## EXERCISE
Find how many lines of the listing include the string "含私人物品", and report only that figure.

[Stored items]
___

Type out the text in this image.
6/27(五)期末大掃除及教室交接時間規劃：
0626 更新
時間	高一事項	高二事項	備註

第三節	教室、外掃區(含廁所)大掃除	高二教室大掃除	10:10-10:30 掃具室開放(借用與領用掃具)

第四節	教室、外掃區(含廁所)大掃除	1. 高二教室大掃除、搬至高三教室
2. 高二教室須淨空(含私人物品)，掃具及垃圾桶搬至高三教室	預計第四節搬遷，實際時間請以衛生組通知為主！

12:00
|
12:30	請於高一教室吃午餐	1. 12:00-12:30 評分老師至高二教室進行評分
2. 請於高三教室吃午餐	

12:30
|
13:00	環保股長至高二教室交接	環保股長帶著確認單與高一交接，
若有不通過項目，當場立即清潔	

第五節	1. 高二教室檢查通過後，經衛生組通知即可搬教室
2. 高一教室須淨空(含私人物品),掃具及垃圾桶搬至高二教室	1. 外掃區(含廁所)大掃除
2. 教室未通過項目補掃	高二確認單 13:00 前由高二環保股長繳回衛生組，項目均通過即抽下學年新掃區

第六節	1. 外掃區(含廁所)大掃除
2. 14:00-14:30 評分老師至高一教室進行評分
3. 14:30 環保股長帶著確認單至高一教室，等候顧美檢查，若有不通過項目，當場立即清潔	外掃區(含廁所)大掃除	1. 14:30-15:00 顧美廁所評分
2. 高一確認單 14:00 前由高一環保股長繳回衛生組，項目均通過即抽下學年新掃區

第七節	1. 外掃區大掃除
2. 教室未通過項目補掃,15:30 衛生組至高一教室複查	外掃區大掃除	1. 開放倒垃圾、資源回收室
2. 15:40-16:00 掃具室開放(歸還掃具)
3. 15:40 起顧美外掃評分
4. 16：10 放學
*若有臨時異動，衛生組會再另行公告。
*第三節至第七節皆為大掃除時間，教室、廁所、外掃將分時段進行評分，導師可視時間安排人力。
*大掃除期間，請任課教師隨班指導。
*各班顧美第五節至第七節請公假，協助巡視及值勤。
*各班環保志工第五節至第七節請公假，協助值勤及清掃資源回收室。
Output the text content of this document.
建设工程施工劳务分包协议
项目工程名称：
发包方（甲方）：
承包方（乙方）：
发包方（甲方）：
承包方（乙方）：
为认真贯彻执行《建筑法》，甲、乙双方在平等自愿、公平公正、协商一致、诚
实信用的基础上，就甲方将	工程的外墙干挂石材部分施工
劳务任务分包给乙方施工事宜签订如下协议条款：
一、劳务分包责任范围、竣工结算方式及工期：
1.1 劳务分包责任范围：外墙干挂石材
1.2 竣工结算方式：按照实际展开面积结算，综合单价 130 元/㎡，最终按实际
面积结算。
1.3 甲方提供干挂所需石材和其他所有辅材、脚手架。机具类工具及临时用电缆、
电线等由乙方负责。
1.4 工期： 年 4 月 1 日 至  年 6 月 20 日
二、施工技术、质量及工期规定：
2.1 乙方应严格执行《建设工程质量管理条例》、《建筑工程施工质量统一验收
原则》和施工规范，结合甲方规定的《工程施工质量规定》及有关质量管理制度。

___

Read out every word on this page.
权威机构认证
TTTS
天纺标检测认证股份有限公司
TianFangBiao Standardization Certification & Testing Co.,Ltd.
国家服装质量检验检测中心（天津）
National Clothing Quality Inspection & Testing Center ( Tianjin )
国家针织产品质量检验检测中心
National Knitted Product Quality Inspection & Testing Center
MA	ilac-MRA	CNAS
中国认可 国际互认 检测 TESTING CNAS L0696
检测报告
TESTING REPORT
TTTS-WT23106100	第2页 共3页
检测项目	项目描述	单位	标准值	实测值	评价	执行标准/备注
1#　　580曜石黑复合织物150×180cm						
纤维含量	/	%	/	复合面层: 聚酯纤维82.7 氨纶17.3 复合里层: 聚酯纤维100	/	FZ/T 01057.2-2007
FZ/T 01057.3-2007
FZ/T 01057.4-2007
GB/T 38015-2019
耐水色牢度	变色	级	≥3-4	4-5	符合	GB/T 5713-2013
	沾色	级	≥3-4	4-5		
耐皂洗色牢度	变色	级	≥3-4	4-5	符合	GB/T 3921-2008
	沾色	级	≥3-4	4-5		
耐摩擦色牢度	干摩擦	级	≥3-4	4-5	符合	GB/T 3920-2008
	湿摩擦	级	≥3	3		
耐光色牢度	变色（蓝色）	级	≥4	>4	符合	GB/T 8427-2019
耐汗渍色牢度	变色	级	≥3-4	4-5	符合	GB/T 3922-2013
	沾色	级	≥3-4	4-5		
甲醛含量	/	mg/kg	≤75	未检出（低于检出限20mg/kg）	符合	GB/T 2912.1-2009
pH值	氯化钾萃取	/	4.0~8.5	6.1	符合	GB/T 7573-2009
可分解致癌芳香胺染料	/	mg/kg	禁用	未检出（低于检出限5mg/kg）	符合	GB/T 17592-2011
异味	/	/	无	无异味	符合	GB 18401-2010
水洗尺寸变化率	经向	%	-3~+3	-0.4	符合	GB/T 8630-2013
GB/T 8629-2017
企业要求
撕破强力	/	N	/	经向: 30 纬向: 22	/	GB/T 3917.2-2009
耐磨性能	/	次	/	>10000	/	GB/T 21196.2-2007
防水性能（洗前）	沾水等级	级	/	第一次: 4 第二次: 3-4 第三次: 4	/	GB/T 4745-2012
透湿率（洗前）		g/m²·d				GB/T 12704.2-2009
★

___

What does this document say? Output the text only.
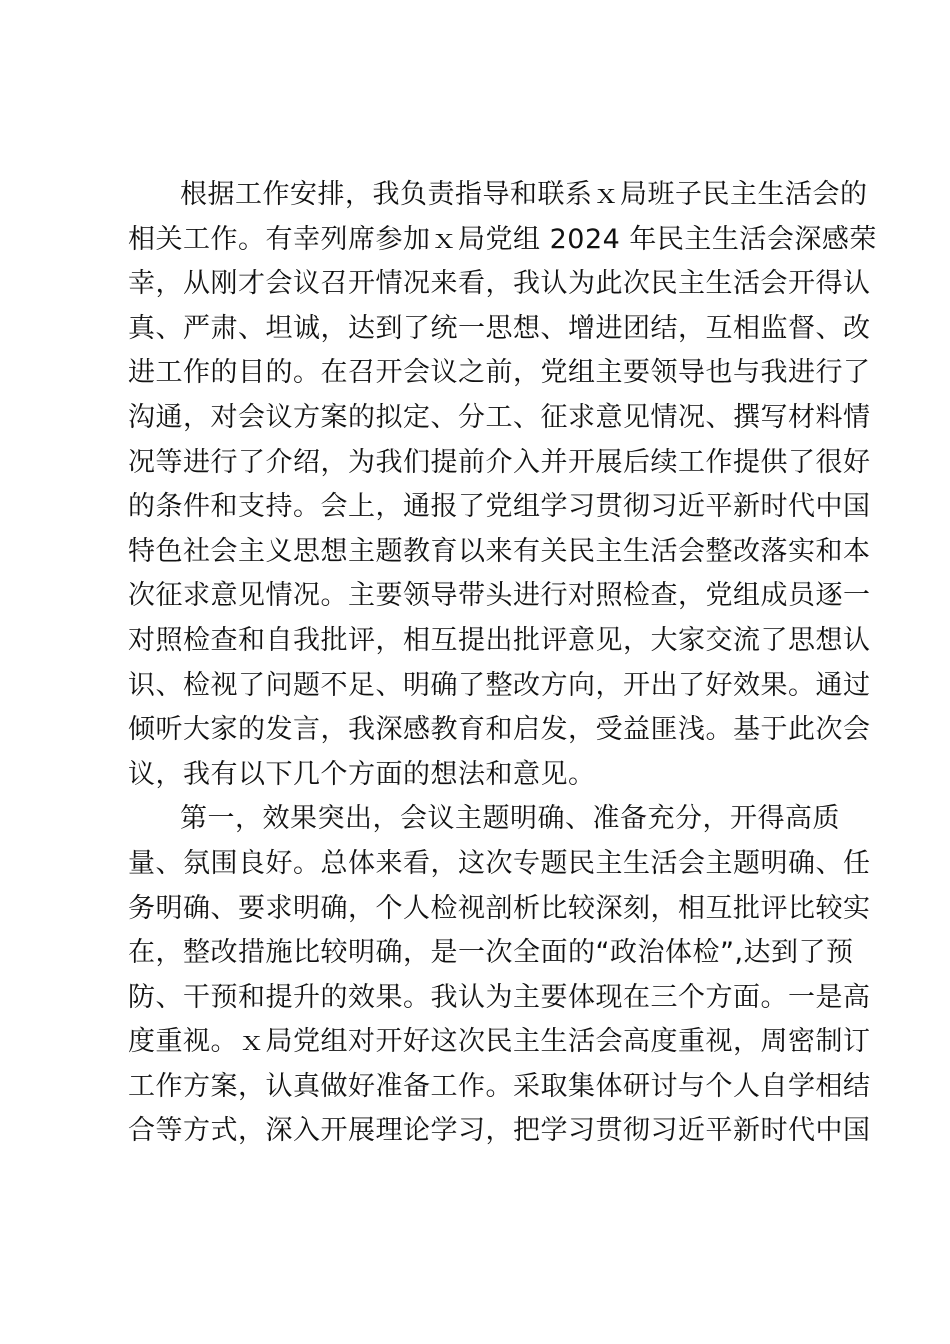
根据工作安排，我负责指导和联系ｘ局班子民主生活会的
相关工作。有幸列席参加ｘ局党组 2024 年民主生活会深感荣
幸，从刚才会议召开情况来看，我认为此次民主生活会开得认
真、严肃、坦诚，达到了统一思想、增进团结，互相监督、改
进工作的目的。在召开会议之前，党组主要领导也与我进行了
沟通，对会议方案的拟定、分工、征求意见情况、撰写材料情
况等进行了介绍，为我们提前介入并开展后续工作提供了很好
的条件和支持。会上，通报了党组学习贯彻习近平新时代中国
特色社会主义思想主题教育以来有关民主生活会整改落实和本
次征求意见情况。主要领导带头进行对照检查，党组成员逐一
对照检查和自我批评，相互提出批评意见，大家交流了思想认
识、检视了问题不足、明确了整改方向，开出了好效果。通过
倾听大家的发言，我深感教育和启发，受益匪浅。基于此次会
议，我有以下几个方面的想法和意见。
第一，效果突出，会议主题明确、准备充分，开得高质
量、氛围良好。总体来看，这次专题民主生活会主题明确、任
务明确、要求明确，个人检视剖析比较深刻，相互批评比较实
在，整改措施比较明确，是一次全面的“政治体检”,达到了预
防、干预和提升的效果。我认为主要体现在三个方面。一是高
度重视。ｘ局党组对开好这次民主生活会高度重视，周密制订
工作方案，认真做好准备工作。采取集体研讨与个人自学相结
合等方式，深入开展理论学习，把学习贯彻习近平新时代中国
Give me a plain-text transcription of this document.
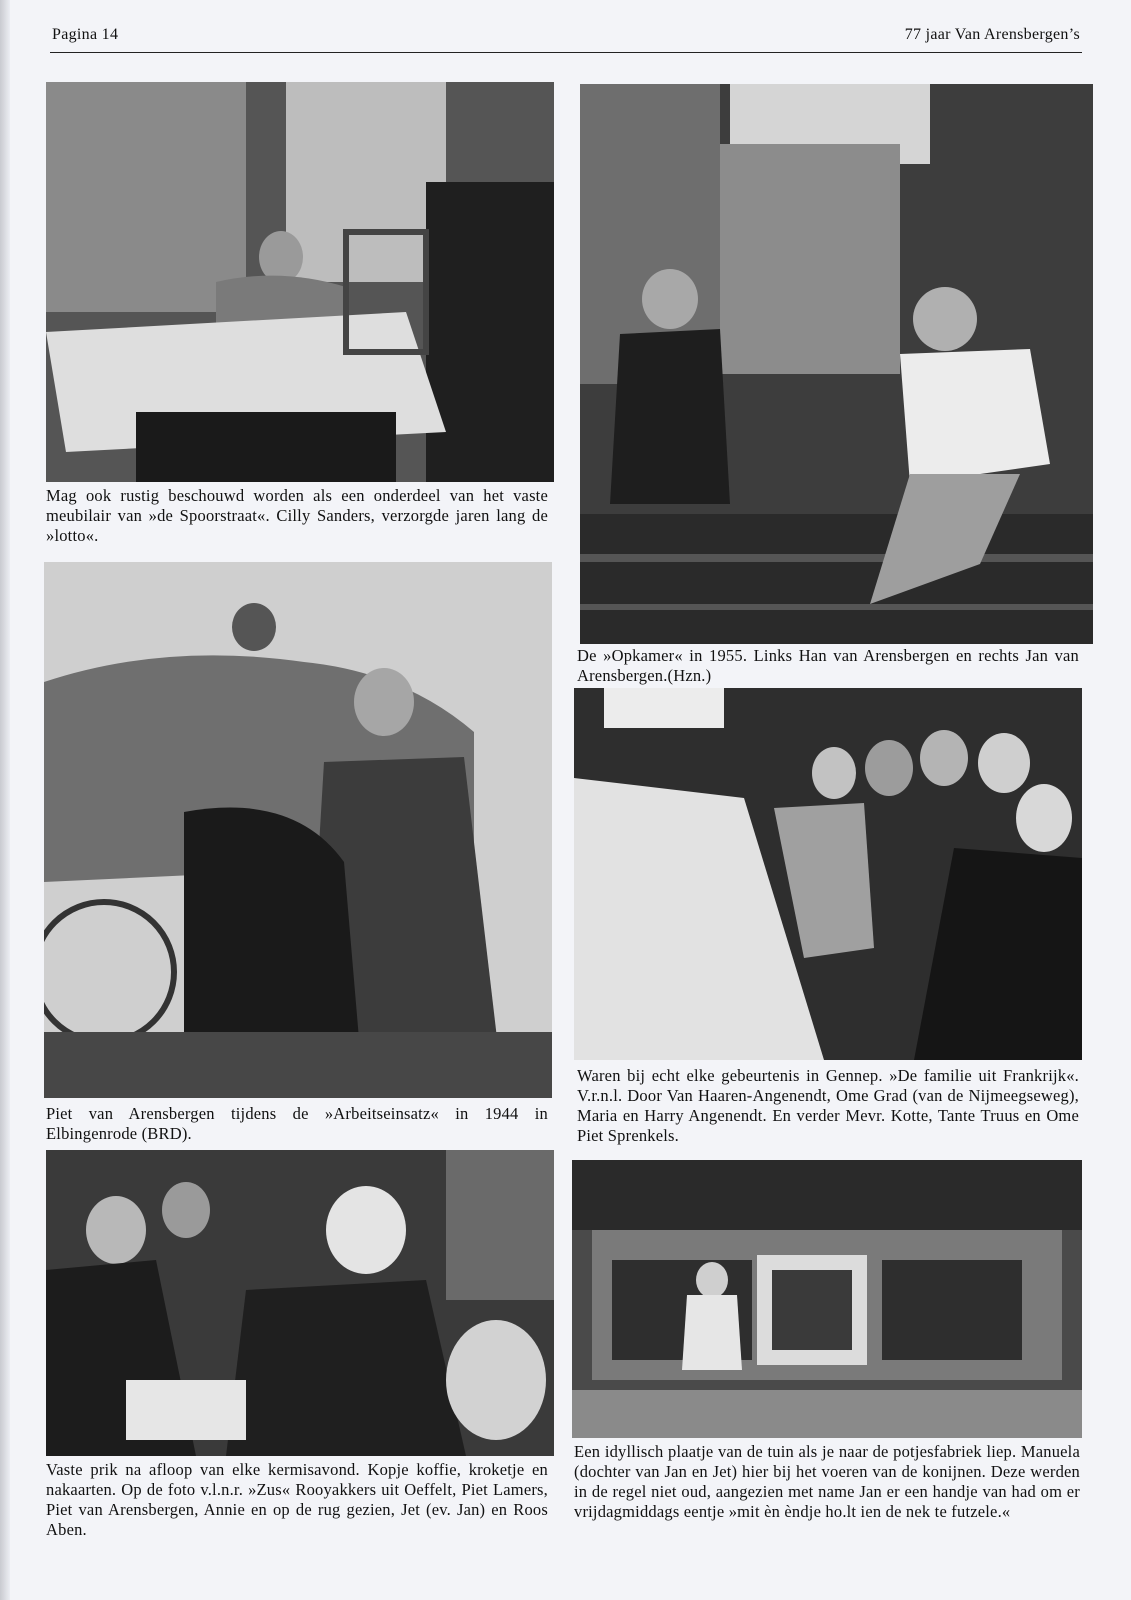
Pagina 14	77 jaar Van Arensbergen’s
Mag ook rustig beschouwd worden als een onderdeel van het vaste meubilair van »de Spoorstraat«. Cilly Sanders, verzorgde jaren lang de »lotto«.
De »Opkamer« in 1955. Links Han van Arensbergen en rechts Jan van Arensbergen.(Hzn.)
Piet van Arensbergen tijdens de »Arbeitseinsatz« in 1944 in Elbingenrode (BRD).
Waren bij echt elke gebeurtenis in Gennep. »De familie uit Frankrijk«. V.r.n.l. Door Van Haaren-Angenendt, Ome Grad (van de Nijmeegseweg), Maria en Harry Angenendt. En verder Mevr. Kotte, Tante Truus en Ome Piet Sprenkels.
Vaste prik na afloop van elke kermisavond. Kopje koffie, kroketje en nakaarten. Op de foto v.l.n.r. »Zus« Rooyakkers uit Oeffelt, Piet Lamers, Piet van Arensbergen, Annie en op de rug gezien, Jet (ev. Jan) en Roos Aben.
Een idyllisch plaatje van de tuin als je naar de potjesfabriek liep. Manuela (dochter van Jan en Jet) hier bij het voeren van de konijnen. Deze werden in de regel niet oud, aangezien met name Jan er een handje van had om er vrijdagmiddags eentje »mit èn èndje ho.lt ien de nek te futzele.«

___

## ANSWER TO THIS EXERCISE
2